--- Exercise brief ---
Go through the records underneath and count the lines that include the string "into". Give nothing but the number.
======== Data for this task
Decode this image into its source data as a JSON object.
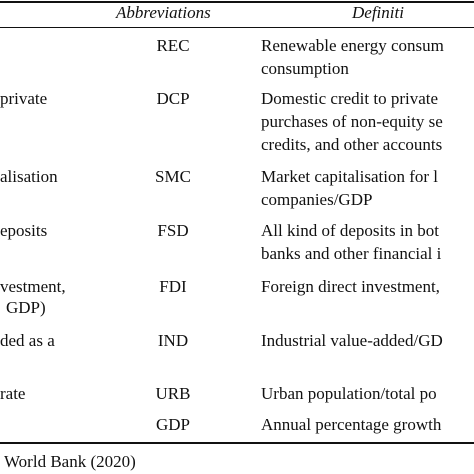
================
======== Data for this task
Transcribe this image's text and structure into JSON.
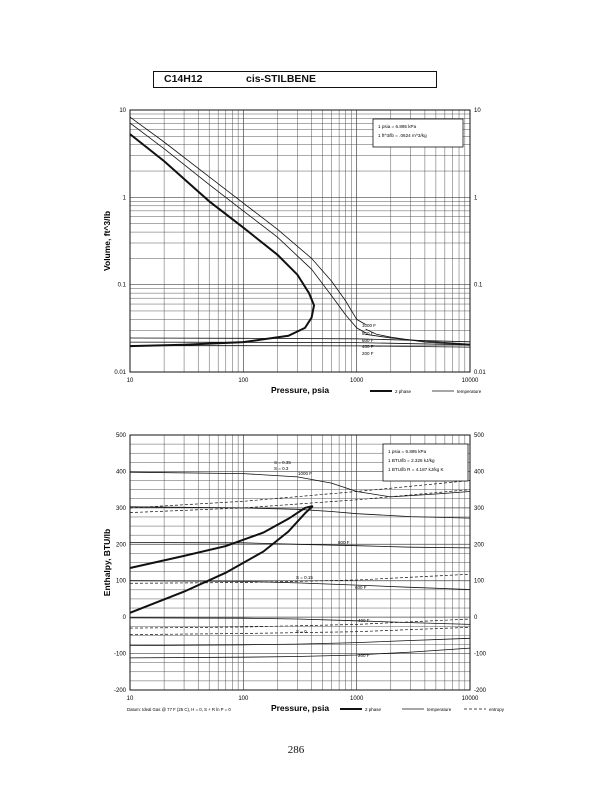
================
======== Data for this task
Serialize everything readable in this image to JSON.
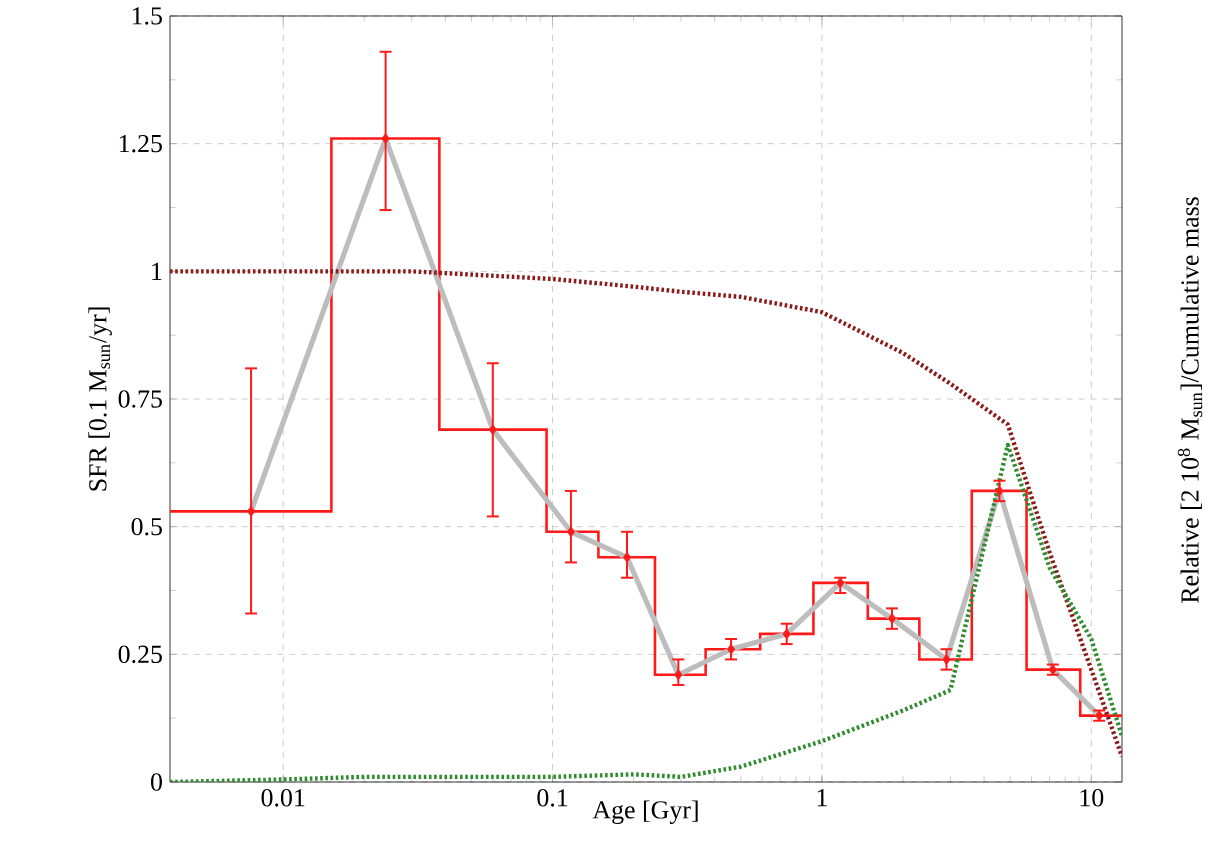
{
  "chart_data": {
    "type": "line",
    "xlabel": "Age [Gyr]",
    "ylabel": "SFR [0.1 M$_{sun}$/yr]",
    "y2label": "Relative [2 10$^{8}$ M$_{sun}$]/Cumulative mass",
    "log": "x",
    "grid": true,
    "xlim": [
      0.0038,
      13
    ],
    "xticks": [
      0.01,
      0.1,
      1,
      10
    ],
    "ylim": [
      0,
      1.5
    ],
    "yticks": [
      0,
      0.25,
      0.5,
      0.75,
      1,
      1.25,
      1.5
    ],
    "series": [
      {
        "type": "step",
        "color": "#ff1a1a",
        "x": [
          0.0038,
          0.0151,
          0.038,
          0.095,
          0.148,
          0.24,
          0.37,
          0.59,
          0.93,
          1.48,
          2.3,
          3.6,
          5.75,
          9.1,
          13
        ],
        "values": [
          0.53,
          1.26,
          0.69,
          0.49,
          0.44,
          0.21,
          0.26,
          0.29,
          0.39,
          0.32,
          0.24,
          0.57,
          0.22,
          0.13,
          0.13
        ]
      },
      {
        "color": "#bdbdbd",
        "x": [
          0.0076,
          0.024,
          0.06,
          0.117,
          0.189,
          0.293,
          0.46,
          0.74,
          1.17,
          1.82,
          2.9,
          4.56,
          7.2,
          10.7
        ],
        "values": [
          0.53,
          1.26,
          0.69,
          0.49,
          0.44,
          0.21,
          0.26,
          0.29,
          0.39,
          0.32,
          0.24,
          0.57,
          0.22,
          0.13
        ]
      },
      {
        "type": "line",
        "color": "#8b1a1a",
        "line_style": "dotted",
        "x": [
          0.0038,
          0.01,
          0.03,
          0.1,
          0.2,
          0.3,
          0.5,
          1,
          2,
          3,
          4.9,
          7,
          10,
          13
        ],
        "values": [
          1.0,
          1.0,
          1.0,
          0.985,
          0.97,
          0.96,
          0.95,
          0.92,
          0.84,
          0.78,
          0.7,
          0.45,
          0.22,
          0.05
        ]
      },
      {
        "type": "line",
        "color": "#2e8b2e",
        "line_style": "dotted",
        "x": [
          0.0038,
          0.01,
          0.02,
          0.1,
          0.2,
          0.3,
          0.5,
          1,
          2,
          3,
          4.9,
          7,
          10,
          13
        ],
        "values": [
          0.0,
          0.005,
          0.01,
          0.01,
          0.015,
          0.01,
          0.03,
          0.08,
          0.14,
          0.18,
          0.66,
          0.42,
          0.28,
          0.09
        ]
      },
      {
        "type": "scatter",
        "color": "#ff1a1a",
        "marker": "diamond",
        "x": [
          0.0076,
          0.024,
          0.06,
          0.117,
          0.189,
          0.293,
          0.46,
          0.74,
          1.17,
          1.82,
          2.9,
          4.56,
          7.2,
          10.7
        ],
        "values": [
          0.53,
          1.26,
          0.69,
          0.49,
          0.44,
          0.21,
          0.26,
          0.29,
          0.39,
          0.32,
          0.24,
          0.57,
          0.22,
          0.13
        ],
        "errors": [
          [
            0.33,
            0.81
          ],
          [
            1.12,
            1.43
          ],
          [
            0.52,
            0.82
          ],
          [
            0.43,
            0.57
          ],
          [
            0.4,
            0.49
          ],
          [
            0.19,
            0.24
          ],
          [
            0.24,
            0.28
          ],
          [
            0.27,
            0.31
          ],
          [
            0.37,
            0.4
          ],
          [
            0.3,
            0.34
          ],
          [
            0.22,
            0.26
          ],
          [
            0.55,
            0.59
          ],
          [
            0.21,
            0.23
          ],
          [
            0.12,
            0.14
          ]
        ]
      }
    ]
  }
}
================
--- Written solution ---
2